# Task to carry out:
Find every line with the word "amount". Copy those lines.
··· Data listing
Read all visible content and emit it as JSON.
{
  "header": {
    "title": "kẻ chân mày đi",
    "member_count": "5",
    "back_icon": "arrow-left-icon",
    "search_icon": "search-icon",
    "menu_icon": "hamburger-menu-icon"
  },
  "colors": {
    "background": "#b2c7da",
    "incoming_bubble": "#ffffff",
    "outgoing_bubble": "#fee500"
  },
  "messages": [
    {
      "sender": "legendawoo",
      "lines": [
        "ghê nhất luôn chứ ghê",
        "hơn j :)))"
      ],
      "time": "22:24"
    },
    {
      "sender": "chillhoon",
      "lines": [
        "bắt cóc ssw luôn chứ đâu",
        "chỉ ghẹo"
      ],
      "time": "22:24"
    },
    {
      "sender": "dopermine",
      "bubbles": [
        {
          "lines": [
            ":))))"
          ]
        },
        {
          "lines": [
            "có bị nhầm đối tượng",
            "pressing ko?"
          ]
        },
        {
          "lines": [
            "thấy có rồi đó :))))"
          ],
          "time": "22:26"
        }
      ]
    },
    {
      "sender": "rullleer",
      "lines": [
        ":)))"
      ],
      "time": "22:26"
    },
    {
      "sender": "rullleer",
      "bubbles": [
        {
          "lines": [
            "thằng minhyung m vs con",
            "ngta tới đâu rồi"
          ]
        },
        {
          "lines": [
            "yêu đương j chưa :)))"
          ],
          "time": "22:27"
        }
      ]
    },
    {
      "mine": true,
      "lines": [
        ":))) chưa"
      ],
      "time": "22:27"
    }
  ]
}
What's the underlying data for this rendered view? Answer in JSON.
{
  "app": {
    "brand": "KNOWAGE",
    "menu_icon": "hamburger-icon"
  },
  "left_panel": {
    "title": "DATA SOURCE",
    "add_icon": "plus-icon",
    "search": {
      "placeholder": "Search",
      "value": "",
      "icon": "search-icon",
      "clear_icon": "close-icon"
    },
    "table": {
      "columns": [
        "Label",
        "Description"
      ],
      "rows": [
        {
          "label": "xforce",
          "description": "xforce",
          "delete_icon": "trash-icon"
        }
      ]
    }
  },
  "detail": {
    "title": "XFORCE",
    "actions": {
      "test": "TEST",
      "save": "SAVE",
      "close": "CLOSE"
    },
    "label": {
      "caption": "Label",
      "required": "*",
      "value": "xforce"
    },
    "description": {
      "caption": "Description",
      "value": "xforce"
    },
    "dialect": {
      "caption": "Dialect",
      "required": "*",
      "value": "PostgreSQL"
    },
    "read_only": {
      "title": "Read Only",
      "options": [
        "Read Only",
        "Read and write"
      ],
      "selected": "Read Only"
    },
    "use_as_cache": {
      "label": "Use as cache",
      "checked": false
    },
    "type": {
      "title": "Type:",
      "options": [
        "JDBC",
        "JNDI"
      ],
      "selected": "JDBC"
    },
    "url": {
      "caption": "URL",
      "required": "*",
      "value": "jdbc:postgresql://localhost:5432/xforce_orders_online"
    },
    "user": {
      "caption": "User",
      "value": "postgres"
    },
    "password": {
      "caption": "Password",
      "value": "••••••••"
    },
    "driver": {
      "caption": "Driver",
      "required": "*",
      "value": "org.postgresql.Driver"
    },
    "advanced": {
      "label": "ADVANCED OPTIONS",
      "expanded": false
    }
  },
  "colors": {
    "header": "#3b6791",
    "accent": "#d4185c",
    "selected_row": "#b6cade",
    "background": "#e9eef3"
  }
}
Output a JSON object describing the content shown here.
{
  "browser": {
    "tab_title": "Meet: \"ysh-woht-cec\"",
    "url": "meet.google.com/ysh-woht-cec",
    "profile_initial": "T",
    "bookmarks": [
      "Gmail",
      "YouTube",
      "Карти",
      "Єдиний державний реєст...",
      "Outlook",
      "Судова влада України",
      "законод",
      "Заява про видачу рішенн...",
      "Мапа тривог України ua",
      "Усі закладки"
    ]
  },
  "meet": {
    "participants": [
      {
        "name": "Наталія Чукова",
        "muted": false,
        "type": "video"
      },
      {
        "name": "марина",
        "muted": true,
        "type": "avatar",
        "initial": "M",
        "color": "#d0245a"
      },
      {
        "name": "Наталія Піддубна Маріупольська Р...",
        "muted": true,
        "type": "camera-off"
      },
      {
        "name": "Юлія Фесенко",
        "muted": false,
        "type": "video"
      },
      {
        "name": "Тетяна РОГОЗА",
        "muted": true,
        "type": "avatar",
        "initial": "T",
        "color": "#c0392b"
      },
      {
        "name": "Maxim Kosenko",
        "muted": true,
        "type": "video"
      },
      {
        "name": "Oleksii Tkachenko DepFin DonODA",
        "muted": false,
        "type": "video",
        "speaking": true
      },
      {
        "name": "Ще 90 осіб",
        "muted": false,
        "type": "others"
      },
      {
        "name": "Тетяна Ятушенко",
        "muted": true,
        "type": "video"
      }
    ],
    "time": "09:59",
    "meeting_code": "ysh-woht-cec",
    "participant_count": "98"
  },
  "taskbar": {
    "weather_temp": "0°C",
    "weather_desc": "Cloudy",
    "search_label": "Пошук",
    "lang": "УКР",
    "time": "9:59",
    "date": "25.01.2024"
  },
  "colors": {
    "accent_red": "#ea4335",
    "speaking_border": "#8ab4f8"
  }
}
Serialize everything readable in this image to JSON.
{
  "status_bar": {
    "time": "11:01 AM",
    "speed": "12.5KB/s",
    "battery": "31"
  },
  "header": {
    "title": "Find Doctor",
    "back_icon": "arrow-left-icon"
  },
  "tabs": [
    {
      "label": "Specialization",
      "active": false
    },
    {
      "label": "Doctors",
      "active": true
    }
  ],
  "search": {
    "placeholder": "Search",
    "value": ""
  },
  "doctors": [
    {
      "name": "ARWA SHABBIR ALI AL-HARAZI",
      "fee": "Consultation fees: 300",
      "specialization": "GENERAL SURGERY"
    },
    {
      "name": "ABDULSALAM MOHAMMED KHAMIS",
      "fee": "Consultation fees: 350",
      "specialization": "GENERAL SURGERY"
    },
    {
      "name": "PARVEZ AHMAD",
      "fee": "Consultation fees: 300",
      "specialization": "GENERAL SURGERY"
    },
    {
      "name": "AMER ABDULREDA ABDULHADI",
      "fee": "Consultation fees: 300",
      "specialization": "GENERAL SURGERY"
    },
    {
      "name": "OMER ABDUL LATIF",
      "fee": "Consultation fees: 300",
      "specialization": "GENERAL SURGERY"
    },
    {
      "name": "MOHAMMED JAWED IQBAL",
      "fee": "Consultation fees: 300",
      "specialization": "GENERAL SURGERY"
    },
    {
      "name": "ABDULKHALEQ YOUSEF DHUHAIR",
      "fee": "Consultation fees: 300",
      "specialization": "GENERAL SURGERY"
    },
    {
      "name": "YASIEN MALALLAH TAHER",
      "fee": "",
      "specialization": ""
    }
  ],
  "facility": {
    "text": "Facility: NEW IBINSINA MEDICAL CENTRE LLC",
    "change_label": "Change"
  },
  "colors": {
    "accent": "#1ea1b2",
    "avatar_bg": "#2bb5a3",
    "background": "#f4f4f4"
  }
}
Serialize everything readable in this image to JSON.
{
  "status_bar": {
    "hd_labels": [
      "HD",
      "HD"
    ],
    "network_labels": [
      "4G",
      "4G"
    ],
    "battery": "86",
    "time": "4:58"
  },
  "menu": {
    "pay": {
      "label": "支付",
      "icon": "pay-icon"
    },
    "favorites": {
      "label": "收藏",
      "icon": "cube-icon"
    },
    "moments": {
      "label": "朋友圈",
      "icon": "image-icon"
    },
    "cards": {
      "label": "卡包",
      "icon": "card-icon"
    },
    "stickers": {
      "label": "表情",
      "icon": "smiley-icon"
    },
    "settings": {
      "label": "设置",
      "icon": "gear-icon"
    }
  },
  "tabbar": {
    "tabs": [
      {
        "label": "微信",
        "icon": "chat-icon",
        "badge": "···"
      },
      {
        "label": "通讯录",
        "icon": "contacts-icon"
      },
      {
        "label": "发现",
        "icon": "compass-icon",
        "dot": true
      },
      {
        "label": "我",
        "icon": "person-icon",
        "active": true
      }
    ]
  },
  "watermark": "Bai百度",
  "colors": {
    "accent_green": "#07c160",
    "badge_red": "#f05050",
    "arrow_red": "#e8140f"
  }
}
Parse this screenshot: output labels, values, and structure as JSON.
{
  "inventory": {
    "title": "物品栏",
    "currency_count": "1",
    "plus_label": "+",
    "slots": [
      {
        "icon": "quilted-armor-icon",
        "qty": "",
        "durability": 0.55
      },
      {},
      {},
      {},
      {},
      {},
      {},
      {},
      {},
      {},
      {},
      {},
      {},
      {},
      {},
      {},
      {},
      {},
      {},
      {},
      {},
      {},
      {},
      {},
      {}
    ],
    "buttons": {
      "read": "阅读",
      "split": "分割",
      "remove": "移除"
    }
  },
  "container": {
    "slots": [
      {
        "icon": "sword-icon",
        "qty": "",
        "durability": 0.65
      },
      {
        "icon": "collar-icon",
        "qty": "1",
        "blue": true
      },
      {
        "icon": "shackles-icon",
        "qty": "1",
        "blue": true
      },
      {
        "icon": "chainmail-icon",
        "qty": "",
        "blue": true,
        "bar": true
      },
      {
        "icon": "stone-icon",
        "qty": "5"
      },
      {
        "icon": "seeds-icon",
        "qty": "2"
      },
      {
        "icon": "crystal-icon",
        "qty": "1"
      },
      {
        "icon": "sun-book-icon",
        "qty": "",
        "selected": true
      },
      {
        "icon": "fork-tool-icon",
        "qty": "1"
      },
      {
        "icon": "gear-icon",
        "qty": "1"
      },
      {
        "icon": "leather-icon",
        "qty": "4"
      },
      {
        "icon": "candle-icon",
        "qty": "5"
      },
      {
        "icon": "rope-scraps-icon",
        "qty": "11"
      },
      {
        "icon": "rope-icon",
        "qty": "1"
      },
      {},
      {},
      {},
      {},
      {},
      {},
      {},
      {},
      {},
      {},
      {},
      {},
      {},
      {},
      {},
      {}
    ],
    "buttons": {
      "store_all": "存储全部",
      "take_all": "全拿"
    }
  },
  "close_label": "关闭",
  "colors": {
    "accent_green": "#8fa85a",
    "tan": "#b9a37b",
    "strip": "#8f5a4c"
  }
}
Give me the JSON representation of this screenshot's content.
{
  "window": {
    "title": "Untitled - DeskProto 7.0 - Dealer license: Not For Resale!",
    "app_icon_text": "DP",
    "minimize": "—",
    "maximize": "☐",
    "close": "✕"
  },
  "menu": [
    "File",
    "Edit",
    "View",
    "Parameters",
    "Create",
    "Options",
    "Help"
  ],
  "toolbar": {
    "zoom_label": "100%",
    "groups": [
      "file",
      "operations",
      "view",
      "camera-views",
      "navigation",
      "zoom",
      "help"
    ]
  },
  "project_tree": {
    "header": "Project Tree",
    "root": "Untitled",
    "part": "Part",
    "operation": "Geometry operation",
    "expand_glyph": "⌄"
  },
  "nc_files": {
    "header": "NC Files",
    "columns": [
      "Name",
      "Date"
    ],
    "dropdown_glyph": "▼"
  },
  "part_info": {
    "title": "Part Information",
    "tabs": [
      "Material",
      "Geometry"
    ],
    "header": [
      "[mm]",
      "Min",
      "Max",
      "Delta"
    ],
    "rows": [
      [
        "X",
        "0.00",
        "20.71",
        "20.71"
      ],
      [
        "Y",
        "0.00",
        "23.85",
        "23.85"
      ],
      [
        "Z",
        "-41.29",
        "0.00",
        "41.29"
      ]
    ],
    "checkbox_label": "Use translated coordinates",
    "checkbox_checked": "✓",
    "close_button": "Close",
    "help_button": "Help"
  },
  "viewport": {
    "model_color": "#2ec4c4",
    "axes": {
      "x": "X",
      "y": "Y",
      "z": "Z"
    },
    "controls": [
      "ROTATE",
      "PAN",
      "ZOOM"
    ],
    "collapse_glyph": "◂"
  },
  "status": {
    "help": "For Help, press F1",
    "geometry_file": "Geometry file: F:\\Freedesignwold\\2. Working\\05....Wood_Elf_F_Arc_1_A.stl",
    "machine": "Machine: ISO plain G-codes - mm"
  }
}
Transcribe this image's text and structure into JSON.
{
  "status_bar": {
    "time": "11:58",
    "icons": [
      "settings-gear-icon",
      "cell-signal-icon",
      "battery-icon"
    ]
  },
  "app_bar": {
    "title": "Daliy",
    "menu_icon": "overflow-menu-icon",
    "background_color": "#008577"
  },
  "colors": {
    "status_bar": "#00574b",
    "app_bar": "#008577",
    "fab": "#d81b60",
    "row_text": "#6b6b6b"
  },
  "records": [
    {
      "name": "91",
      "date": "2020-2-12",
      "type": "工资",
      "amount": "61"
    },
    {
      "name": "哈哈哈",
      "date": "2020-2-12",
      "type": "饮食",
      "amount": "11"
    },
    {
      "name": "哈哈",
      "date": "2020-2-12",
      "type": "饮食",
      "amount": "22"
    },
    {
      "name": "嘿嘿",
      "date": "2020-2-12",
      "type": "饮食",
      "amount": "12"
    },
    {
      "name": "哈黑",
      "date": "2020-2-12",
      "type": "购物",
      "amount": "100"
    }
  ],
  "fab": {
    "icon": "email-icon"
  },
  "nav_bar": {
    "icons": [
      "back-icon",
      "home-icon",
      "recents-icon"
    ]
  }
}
······
# Final result:
      "amount": "61"
      "amount": "11"
      "amount": "22"
      "amount": "12"
      "amount": "100"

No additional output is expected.